- **Written instruction**: Omit every image, and transcribe the remaining entries exactly as given.

[Figure collection entries]
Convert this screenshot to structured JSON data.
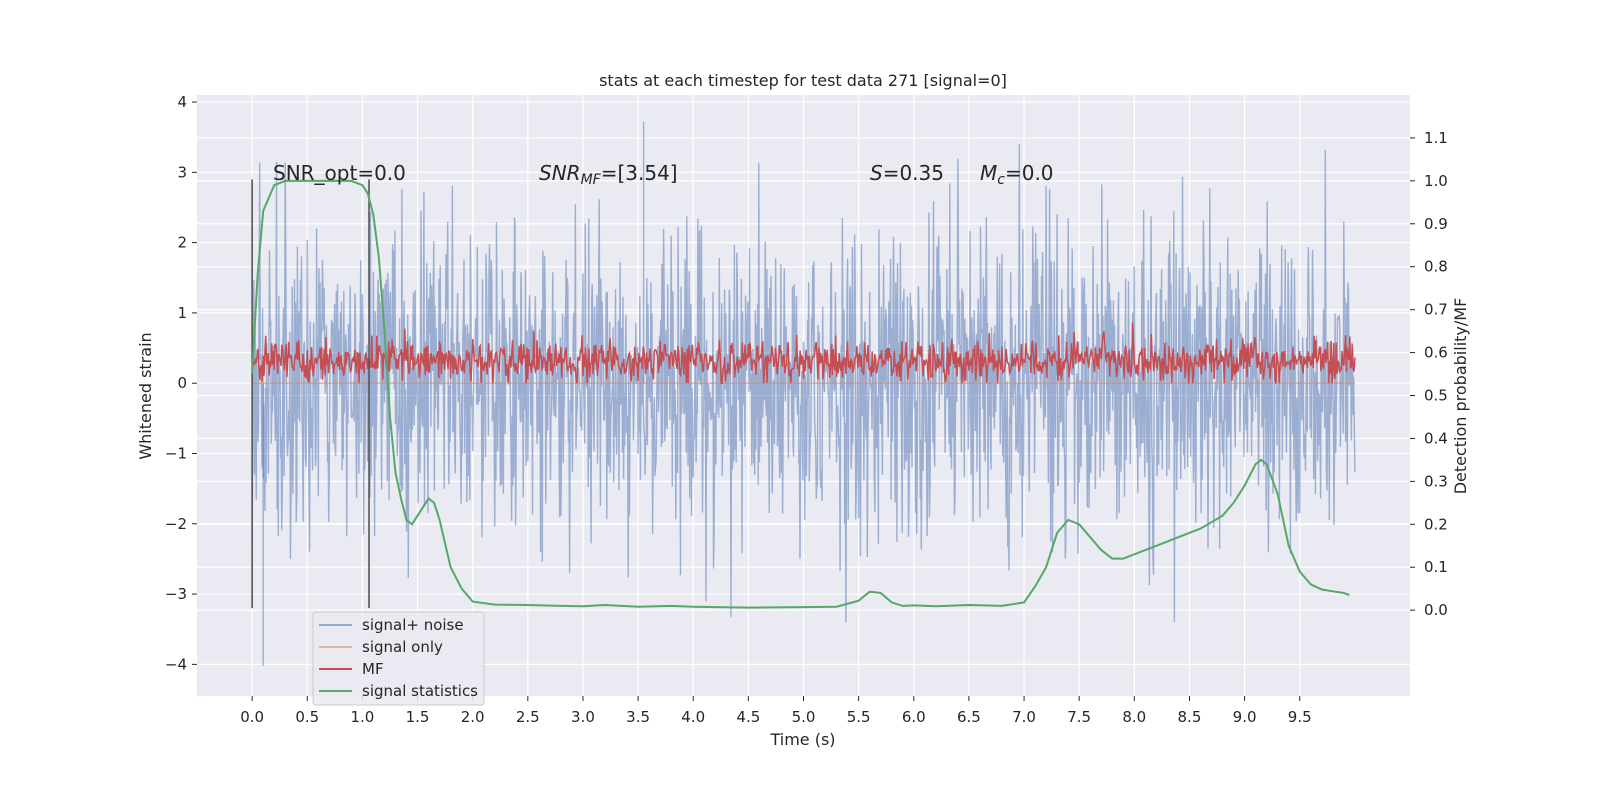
{
  "chart_data": {
    "type": "line",
    "title": "stats at each timestep for test data 271 [signal=0]",
    "xlabel": "Time (s)",
    "ylabel": "Whitened strain",
    "y2label": "Detection probability/MF",
    "xlim": [
      -0.5,
      10.5
    ],
    "ylim": [
      -4.45,
      4.1
    ],
    "y2lim": [
      -0.2,
      1.2
    ],
    "xticks": [
      "0.0",
      "0.5",
      "1.0",
      "1.5",
      "2.0",
      "2.5",
      "3.0",
      "3.5",
      "4.0",
      "4.5",
      "5.0",
      "5.5",
      "6.0",
      "6.5",
      "7.0",
      "7.5",
      "8.0",
      "8.5",
      "9.0",
      "9.5"
    ],
    "yticks": [
      "4",
      "3",
      "2",
      "1",
      "0",
      "−1",
      "−2",
      "−3",
      "−4"
    ],
    "y2ticks": [
      "1.1",
      "1.0",
      "0.9",
      "0.8",
      "0.7",
      "0.6",
      "0.5",
      "0.4",
      "0.3",
      "0.2",
      "0.1",
      "0.0"
    ],
    "grid": true,
    "legend": {
      "placement": "lower-left",
      "entries": [
        "signal+ noise",
        "signal only",
        "MF",
        "signal statistics"
      ]
    },
    "annotations": {
      "snr_opt": "SNR_opt=0.0",
      "snr_mf": "=[3.54]",
      "s": "=0.35",
      "mc": "=0.0"
    },
    "vertical_markers_x": [
      0.0,
      1.06
    ],
    "series": [
      {
        "name": "signal+ noise",
        "color": "#4c72b0",
        "x_range": [
          0.0,
          10.0
        ],
        "description_envelope": [
          -2.5,
          2.5
        ],
        "peak_max": 3.72,
        "peak_min": -4.02
      },
      {
        "name": "signal only",
        "color": "#dd8452",
        "x": [
          0.0,
          10.0
        ],
        "y": [
          0.0,
          0.0
        ]
      },
      {
        "name": "MF",
        "color": "#c44e52",
        "x_range": [
          0.0,
          10.0
        ],
        "band": [
          0.0,
          0.7
        ]
      },
      {
        "name": "signal statistics",
        "color": "#55a868",
        "x": [
          0.0,
          0.05,
          0.1,
          0.2,
          0.3,
          0.4,
          0.5,
          0.6,
          0.7,
          0.8,
          0.9,
          1.0,
          1.05,
          1.1,
          1.15,
          1.2,
          1.25,
          1.3,
          1.35,
          1.4,
          1.45,
          1.5,
          1.55,
          1.6,
          1.65,
          1.7,
          1.8,
          1.9,
          2.0,
          2.2,
          2.5,
          2.8,
          3.0,
          3.2,
          3.5,
          3.8,
          4.0,
          4.5,
          5.0,
          5.3,
          5.5,
          5.6,
          5.7,
          5.8,
          5.9,
          6.0,
          6.2,
          6.5,
          6.8,
          7.0,
          7.1,
          7.2,
          7.3,
          7.4,
          7.5,
          7.6,
          7.7,
          7.8,
          7.9,
          8.0,
          8.2,
          8.4,
          8.6,
          8.8,
          8.9,
          9.0,
          9.1,
          9.15,
          9.2,
          9.3,
          9.4,
          9.5,
          9.6,
          9.7,
          9.8,
          9.9,
          9.95
        ],
        "y": [
          0.55,
          0.78,
          0.93,
          0.99,
          1.0,
          1.0,
          1.0,
          1.0,
          1.0,
          1.0,
          1.0,
          0.99,
          0.97,
          0.92,
          0.82,
          0.65,
          0.45,
          0.32,
          0.26,
          0.21,
          0.2,
          0.22,
          0.24,
          0.26,
          0.25,
          0.21,
          0.1,
          0.05,
          0.02,
          0.013,
          0.012,
          0.01,
          0.009,
          0.012,
          0.008,
          0.01,
          0.008,
          0.006,
          0.007,
          0.008,
          0.022,
          0.043,
          0.04,
          0.018,
          0.01,
          0.011,
          0.009,
          0.012,
          0.01,
          0.018,
          0.055,
          0.1,
          0.18,
          0.21,
          0.2,
          0.17,
          0.14,
          0.12,
          0.12,
          0.13,
          0.15,
          0.17,
          0.19,
          0.22,
          0.25,
          0.29,
          0.34,
          0.35,
          0.34,
          0.27,
          0.15,
          0.09,
          0.06,
          0.048,
          0.044,
          0.04,
          0.035
        ]
      }
    ]
  }
}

- **Final result**:
Convert this screenshot to structured JSON data.
{
  "chart_data": {
    "type": "line",
    "title": "stats at each timestep for test data 271 [signal=0]",
    "xlabel": "Time (s)",
    "ylabel": "Whitened strain",
    "y2label": "Detection probability/MF",
    "xlim": [
      -0.5,
      10.5
    ],
    "ylim": [
      -4.45,
      4.1
    ],
    "y2lim": [
      -0.2,
      1.2
    ],
    "xticks": [
      "0.0",
      "0.5",
      "1.0",
      "1.5",
      "2.0",
      "2.5",
      "3.0",
      "3.5",
      "4.0",
      "4.5",
      "5.0",
      "5.5",
      "6.0",
      "6.5",
      "7.0",
      "7.5",
      "8.0",
      "8.5",
      "9.0",
      "9.5"
    ],
    "yticks": [
      "4",
      "3",
      "2",
      "1",
      "0",
      "−1",
      "−2",
      "−3",
      "−4"
    ],
    "y2ticks": [
      "1.1",
      "1.0",
      "0.9",
      "0.8",
      "0.7",
      "0.6",
      "0.5",
      "0.4",
      "0.3",
      "0.2",
      "0.1",
      "0.0"
    ],
    "grid": true,
    "legend": {
      "placement": "lower-left",
      "entries": [
        "signal+ noise",
        "signal only",
        "MF",
        "signal statistics"
      ]
    },
    "annotations": {
      "snr_opt": "SNR_opt=0.0",
      "snr_mf": "=[3.54]",
      "s": "=0.35",
      "mc": "=0.0"
    },
    "vertical_markers_x": [
      0.0,
      1.06
    ],
    "series": [
      {
        "name": "signal+ noise",
        "color": "#4c72b0",
        "x_range": [
          0.0,
          10.0
        ],
        "description_envelope": [
          -2.5,
          2.5
        ],
        "peak_max": 3.72,
        "peak_min": -4.02
      },
      {
        "name": "signal only",
        "color": "#dd8452",
        "x": [
          0.0,
          10.0
        ],
        "y": [
          0.0,
          0.0
        ]
      },
      {
        "name": "MF",
        "color": "#c44e52",
        "x_range": [
          0.0,
          10.0
        ],
        "band": [
          0.0,
          0.7
        ]
      },
      {
        "name": "signal statistics",
        "color": "#55a868",
        "x": [
          0.0,
          0.05,
          0.1,
          0.2,
          0.3,
          0.4,
          0.5,
          0.6,
          0.7,
          0.8,
          0.9,
          1.0,
          1.05,
          1.1,
          1.15,
          1.2,
          1.25,
          1.3,
          1.35,
          1.4,
          1.45,
          1.5,
          1.55,
          1.6,
          1.65,
          1.7,
          1.8,
          1.9,
          2.0,
          2.2,
          2.5,
          2.8,
          3.0,
          3.2,
          3.5,
          3.8,
          4.0,
          4.5,
          5.0,
          5.3,
          5.5,
          5.6,
          5.7,
          5.8,
          5.9,
          6.0,
          6.2,
          6.5,
          6.8,
          7.0,
          7.1,
          7.2,
          7.3,
          7.4,
          7.5,
          7.6,
          7.7,
          7.8,
          7.9,
          8.0,
          8.2,
          8.4,
          8.6,
          8.8,
          8.9,
          9.0,
          9.1,
          9.15,
          9.2,
          9.3,
          9.4,
          9.5,
          9.6,
          9.7,
          9.8,
          9.9,
          9.95
        ],
        "y": [
          0.55,
          0.78,
          0.93,
          0.99,
          1.0,
          1.0,
          1.0,
          1.0,
          1.0,
          1.0,
          1.0,
          0.99,
          0.97,
          0.92,
          0.82,
          0.65,
          0.45,
          0.32,
          0.26,
          0.21,
          0.2,
          0.22,
          0.24,
          0.26,
          0.25,
          0.21,
          0.1,
          0.05,
          0.02,
          0.013,
          0.012,
          0.01,
          0.009,
          0.012,
          0.008,
          0.01,
          0.008,
          0.006,
          0.007,
          0.008,
          0.022,
          0.043,
          0.04,
          0.018,
          0.01,
          0.011,
          0.009,
          0.012,
          0.01,
          0.018,
          0.055,
          0.1,
          0.18,
          0.21,
          0.2,
          0.17,
          0.14,
          0.12,
          0.12,
          0.13,
          0.15,
          0.17,
          0.19,
          0.22,
          0.25,
          0.29,
          0.34,
          0.35,
          0.34,
          0.27,
          0.15,
          0.09,
          0.06,
          0.048,
          0.044,
          0.04,
          0.035
        ]
      }
    ]
  }
}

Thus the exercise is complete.